====== Records shown

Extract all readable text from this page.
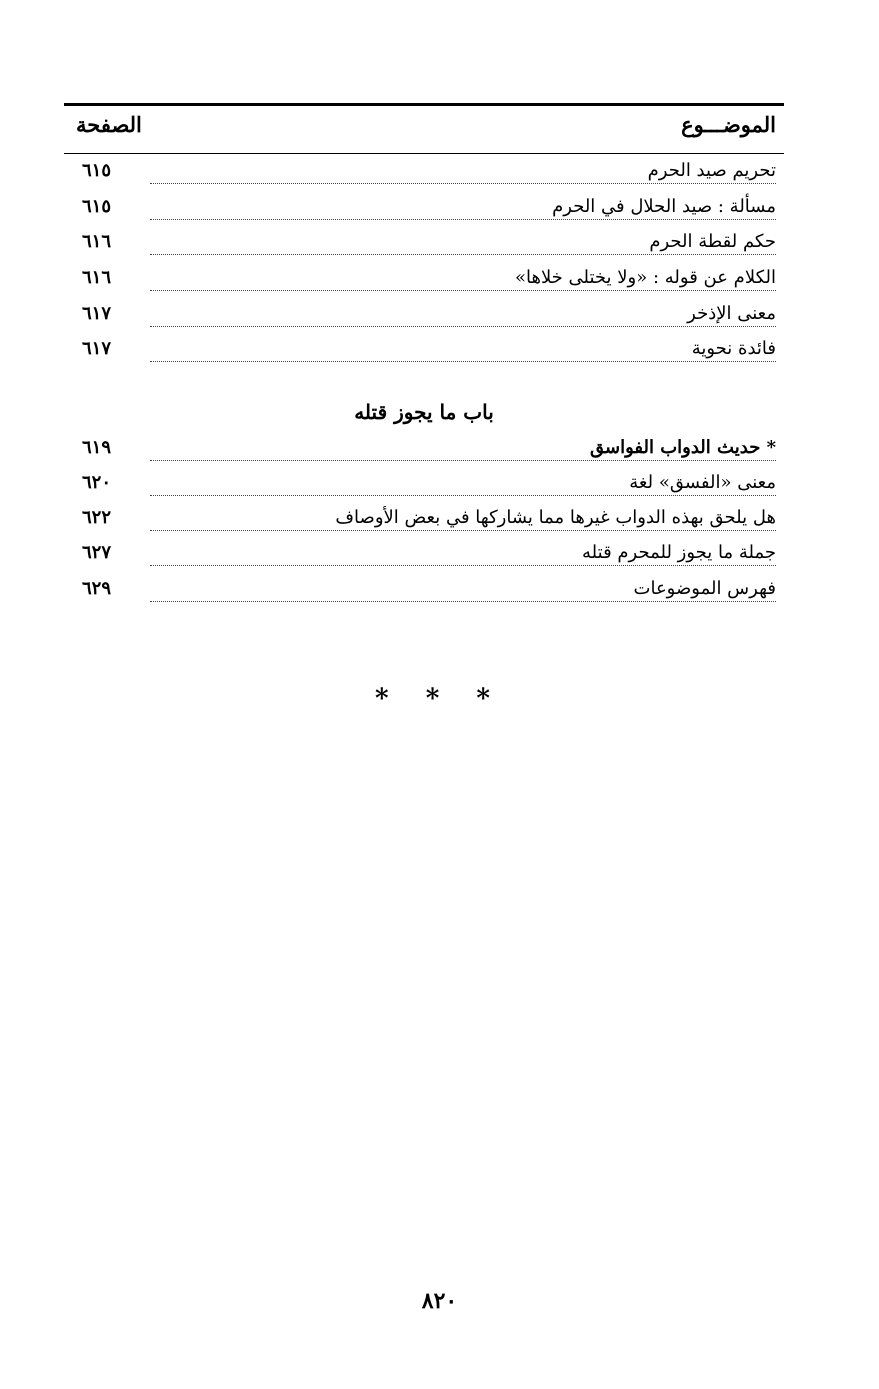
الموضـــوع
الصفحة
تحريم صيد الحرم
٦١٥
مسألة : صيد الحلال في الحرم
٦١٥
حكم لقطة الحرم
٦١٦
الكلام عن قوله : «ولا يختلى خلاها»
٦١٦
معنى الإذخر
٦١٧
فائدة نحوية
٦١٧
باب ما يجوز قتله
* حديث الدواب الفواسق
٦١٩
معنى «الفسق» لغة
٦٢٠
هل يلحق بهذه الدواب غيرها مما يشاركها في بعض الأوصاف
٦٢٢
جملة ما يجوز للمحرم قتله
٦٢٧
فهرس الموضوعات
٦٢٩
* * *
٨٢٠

============
====== Records shown

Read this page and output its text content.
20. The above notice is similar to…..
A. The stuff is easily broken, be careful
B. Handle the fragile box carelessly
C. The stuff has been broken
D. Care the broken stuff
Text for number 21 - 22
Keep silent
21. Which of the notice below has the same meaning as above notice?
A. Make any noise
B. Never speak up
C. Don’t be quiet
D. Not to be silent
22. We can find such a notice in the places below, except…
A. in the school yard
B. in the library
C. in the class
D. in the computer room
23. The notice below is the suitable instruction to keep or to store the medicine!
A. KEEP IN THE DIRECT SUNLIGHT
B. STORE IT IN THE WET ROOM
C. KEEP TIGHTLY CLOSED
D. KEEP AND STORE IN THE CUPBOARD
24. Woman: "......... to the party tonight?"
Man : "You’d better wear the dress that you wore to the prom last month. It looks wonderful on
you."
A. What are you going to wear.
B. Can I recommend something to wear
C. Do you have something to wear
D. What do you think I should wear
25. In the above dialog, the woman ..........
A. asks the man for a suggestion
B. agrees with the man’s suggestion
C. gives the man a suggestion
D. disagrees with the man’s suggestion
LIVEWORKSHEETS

============

To be done: Using the records given above, list every line that includes the word "What".

Completed task:
A. What are you going to wear.
D. What do you think I should wear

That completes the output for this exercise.